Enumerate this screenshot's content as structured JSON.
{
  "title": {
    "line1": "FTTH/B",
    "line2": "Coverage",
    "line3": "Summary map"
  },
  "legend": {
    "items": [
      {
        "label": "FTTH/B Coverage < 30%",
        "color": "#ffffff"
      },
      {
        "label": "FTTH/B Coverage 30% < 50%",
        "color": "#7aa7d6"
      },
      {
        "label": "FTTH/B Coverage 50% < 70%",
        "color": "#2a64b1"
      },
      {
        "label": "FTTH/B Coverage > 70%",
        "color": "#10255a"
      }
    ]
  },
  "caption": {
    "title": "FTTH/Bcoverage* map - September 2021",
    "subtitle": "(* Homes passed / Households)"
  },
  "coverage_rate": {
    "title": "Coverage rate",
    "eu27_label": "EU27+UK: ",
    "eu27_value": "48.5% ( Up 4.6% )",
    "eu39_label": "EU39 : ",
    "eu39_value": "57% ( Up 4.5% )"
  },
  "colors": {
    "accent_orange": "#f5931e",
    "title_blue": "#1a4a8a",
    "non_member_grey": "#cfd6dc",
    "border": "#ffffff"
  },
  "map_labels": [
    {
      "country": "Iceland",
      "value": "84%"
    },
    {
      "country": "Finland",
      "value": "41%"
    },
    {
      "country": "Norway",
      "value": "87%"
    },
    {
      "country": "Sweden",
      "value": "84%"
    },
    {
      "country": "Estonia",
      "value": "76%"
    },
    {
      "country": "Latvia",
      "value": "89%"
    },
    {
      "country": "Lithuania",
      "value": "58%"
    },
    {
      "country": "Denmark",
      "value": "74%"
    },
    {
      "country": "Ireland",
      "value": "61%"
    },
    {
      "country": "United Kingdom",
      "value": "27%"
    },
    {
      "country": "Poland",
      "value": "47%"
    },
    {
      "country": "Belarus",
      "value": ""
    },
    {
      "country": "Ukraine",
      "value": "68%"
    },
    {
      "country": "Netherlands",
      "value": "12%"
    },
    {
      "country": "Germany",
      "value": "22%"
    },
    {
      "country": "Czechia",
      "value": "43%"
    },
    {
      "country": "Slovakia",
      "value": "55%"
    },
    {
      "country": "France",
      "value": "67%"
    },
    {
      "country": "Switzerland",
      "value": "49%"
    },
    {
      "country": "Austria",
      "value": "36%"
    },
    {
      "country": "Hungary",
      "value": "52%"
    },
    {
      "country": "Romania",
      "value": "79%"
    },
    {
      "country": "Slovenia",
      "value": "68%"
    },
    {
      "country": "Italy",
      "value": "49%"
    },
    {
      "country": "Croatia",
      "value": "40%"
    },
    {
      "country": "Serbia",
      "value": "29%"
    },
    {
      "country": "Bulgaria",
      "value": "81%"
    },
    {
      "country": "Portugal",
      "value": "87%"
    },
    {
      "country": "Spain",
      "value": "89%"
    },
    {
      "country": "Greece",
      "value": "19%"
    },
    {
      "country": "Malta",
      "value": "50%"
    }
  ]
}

....

▶ **Required work**: Which lines in the data above contain "FTTH"? Show each one.

▶ **Completed task**:
    "line1": "FTTH/B",
        "label": "FTTH/B Coverage < 30%",
        "label": "FTTH/B Coverage 30% < 50%",
        "label": "FTTH/B Coverage 50% < 70%",
        "label": "FTTH/B Coverage > 70%",
    "title": "FTTH/Bcoverage* map - September 2021",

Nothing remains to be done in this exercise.